▸ Task goal: Answer with one number only: the number of lines that contain "employer".

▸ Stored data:
□ □ □ □ □

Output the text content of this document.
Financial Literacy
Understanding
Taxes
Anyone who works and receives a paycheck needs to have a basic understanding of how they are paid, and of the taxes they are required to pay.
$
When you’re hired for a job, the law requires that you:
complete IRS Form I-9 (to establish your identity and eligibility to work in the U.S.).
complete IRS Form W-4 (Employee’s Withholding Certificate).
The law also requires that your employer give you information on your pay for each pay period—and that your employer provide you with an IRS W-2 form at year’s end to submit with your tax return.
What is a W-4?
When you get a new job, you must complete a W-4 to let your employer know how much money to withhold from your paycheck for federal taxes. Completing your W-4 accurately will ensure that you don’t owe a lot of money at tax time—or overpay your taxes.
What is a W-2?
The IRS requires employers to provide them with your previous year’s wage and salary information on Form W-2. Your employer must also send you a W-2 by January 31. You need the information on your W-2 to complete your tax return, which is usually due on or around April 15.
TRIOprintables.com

□ □ □ □ □

▸ The solution: 3